__Problems to work on__
- a) Which Docker image does the Kafka API tutorial use to install Kafka?
- b) Resume the Apache Kafka API comparison tutorial from the point where it stops.

__Selected passage__
■ ■ ■ ■ ■

Comparison API for Apache Kafka

Learn about a variety of use cases for Kafka and Kafka's API — from from consuming and writing data to streams to more reactive approaches with Akka.

Artem Rukavytsia

Oct. 03, 17 · Tutorial

Likes (10)

Comment

Save

9.4K Views

With the demand for processing large amounts of data, Apache Kafka is a standard message queue in the big data world. Apache Kafka is publish-subscribe-messaging rethought as a distributed, partitioned, replicated, commit log service, and it has a lot of convenient APIs for many languages.

In this article, I would like to share my experience with leveraging Kafka's API for multiple purposes — from consuming and writing data to streams to a more reactive approach with Akka. In this tutorial, all examples are written in Scala. If you use another programming language, you can easy remake code from Scala.

First of all, you need to install Kafka. For this, I use a Docker image:

docker run --rm -it \
    -p 2181:2181 -p 3030:3030 -p 7081:8081 \
    -p 7082:8082 -p 7083:8083 -p 9092:9092 \
    -e ADV_HOST=127.0.0.1 \
    landoop/fast-data-dev

Of course, you can use another image or launch Kafka manually; it's up to you.

Integrating Spark Streaming and Kafka is incredibly easy. Your middleware, backend (proxy-like), or IoT devices can send millions of records per second to Kafka while it effectively handling them. Spark Streaming provides simple parallelism, 1:1 correspondence between Kafka partitions and Spark partitions, and access to offsets and metadata. Primarily, we need to set up Kafka's parameters to Spark — like a host, port, offset committing strategy, etc.

  def kafkaParams = Map[String, Object](
    "bootstrap.servers" -> "127.0.0.1:9092",
    "key.deserializer" -> classOf[StringDeserializer],
    "value.deserializer" -> classOf[StringDeserializer],
    "group.id" -> "mygroup1",
    "auto.offset.reset" -> "latest",
    "enable.auto.commit" -> (false: java.lang.Boolean)
  )

After setting the necessary configurations, we can deal with the direct stream. All logic with creating streams is located in the KafkaUtils class:

 val topics = Array("sample_topic")
    val stream = KafkaUtils.createDirectStream[String, String](
      streamingContext,
      PreferConsistent, //It will consistently distribute partitions across all executors.
      Subscribe[String, String](topics, kafkaParams)
    )

    stream.map(record => (record.key, record.value)).print()

    stream.foreachRDD { rdd =>
      val offsetRanges = rdd.asInstanceOf[HasOffsetRanges].offsetRanges
      rdd.foreachPartition { _ =>
        val o: OffsetRange = offsetRanges(TaskContext.get.partitionId)
        println(s"${o.topic} ${o.partition} ${o.fromOffset} ${o.untilOffset}")
      }
    }

Note: The code above uses the Spark Streaming API, which we will discuss below.

■ ■ ■ ■ ■

__Material shown__

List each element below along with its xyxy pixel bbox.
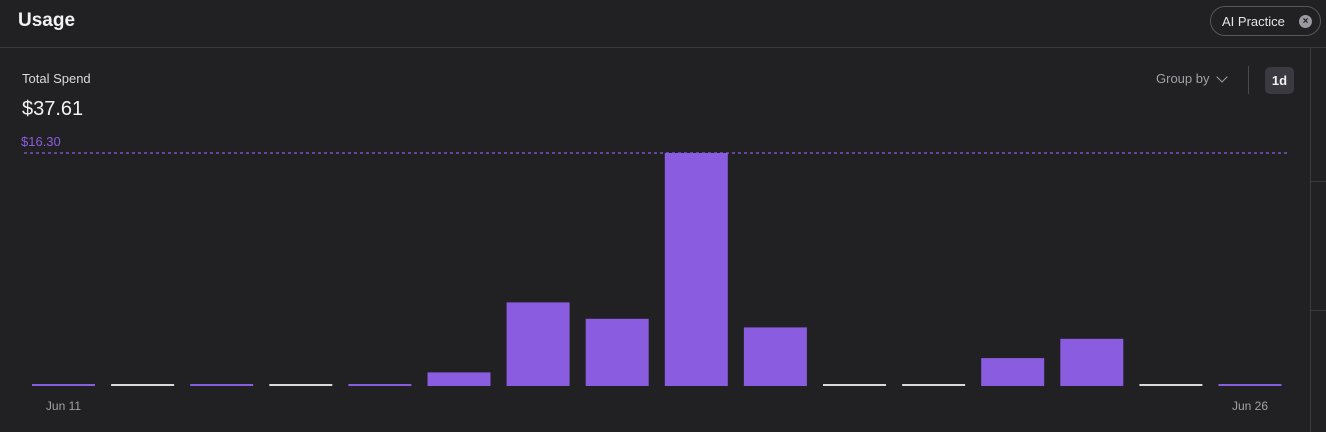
bar-jun-16[interactable]: [427, 372, 491, 386]
bar-jun-14[interactable]: [269, 384, 333, 386]
total-spend-value: $37.61: [22, 98, 84, 120]
spend-bar-chart: $16.30 Jun 11 Jun 26: [21, 134, 1287, 413]
rail-divider: [1311, 310, 1326, 311]
max-value-label: $16.30: [21, 134, 61, 149]
right-rail-divider: [1310, 48, 1311, 432]
top-bar: Usage AI Practice ×: [0, 0, 1326, 48]
group-by-dropdown[interactable]: Group by: [1156, 70, 1229, 86]
bar-jun-24[interactable]: [1060, 338, 1124, 386]
x-tick-label: Jun 26: [1232, 399, 1268, 413]
bar-jun-18[interactable]: [585, 318, 649, 386]
bar-jun-21[interactable]: [823, 384, 886, 386]
project-filter-chip[interactable]: AI Practice ×: [1210, 6, 1321, 36]
bar-jun-11[interactable]: [32, 384, 95, 386]
range-1d-button[interactable]: 1d: [1265, 67, 1294, 94]
group-by-label: Group by: [1156, 71, 1210, 86]
chevron-down-icon: [1216, 70, 1229, 83]
x-tick-label: Jun 11: [46, 399, 81, 413]
project-chip-label: AI Practice: [1222, 13, 1285, 29]
bar-jun-15[interactable]: [348, 384, 412, 386]
bar-jun-26[interactable]: [1218, 384, 1282, 386]
bar-jun-20[interactable]: [743, 327, 807, 386]
bar-jun-25[interactable]: [1139, 384, 1203, 386]
labels-group: $16.30 Jun 11 Jun 26: [21, 134, 1268, 413]
page-title: Usage: [18, 10, 76, 31]
divider: [1248, 66, 1249, 94]
bar-jun-13[interactable]: [190, 384, 254, 386]
bar-jun-19[interactable]: [664, 153, 728, 386]
bars-group: [24, 152, 1287, 386]
rail-divider: [1311, 181, 1326, 182]
close-icon[interactable]: ×: [1299, 15, 1312, 28]
total-spend-label: Total Spend: [22, 71, 91, 86]
bar-jun-23[interactable]: [981, 358, 1045, 386]
bar-jun-22[interactable]: [902, 384, 966, 386]
bar-jun-17[interactable]: [506, 302, 570, 386]
bar-jun-12[interactable]: [111, 384, 175, 386]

■ ■ ■ ■ ■

__Answers for this exercise__
- a) landoop/fast-data-dev

- b)
Spark operates with RDD (the basic abstraction in Spark; represents an immutable, partitioned collection of elements that can be operated in parallel). All RDD in a specific batch (represented by parameter heartbeat.interval.ms) can be manipulated with the foreachRDD method. In this example, we simply print names of the topic, offset, and partition. You can also use more complicated logic, like retrieving data from a stream of tweets.

Kafka provides three different ways to warranty fault tolerance behavior. The first is checkpointing. Spark specification says:

"A streaming application must operate 24/7 and hence must be resilient to failures unrelated to the application logic (e.g., system failures, JVM crashes, etc.). For this to be possible, Spark Streaming needs to checkpoint enough information to a fault- tolerant storage system such that it can recover from failures. There are two types of data that are checkpointed."

In code, it looks as follows:

def kafkaStream010Checkpointing() =
    launchWithCheckpointing(kafkaStreaming010, 
                            appName = "Kafka010_DirectStream", 
                            checkpointPath = "checkpointing")

I call the second strategy the Kafka itself strategy. Kafka has an offset commit API that stores offsets in a special Kafka topic. By default, the new consumer will periodically auto-commit offsets. After output from Kafka is consumed by the streaming, you can commit offsets to Kafka using the commitAsync API. Kafka is not transactional, so your outputs must still be idempotent. In code it looks as follows:

 def storingOffsetsItself(stream: InputDStream[ConsumerRecord[String, String]]) = {
    stream.foreachRDD { rdd =>
      val offsetRanges = rdd.asInstanceOf[HasOffsetRanges].offsetRanges
      stream.asInstanceOf[CanCommitOffsets].commitAsync(offsetRanges)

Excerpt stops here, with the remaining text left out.